Records to process>
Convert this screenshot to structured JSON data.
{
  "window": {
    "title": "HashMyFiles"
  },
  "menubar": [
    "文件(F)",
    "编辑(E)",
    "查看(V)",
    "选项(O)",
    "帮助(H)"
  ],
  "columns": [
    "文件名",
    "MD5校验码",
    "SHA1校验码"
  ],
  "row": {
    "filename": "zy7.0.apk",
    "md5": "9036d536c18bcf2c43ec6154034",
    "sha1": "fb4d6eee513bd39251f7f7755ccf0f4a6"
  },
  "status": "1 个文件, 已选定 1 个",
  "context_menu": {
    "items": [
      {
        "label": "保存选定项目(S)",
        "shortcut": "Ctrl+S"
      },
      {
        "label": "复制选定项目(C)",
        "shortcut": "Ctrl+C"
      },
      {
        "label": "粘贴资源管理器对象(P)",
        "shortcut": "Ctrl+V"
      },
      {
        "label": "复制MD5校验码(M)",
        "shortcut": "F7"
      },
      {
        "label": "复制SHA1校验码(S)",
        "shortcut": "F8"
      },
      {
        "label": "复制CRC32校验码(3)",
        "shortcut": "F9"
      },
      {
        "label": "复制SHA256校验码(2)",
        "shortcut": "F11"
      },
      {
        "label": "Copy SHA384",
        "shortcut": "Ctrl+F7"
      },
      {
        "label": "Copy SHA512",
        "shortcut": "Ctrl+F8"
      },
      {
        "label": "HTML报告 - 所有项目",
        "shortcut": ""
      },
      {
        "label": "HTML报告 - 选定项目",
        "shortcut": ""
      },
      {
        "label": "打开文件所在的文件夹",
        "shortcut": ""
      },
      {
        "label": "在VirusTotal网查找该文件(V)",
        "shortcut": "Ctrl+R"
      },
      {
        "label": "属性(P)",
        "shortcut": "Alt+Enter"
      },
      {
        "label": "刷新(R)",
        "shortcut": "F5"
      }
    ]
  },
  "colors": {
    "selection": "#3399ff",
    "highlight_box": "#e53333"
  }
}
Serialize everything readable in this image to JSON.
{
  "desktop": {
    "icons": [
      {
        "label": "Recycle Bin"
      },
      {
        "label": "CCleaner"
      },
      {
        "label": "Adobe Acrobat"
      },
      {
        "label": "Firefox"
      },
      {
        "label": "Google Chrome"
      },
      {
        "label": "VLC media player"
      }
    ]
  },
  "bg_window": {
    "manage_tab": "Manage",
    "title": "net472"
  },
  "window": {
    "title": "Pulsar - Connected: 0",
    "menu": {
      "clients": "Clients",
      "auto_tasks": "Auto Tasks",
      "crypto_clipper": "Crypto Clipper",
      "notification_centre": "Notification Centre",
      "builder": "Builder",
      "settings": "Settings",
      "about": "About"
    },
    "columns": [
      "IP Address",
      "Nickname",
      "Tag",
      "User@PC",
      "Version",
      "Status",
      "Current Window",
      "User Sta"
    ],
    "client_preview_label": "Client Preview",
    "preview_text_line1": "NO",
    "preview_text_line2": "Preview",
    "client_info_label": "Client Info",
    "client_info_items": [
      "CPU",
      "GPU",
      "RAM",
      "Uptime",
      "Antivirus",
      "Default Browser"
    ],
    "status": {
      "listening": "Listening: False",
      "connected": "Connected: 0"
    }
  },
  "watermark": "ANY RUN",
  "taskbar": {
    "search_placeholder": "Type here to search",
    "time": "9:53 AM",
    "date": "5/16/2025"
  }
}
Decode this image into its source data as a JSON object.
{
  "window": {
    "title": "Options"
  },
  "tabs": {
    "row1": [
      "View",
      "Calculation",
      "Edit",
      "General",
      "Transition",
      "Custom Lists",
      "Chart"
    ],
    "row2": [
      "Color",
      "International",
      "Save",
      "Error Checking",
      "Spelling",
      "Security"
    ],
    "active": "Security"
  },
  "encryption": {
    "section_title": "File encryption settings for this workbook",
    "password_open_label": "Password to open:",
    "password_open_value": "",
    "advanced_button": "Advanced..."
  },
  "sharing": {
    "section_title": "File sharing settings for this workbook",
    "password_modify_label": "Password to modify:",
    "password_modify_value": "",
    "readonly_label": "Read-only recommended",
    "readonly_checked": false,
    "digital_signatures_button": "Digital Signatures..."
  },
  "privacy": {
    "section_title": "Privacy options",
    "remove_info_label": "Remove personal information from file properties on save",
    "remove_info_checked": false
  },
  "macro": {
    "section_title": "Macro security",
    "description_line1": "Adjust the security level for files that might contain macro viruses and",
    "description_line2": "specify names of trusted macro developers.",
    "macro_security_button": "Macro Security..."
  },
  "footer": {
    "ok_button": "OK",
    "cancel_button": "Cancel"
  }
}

Requirement>
Select every line in the material above where the string "workbook" occurs, and copy it.

Exercise solution>
    "section_title": "File encryption settings for this workbook",
    "section_title": "File sharing settings for this workbook",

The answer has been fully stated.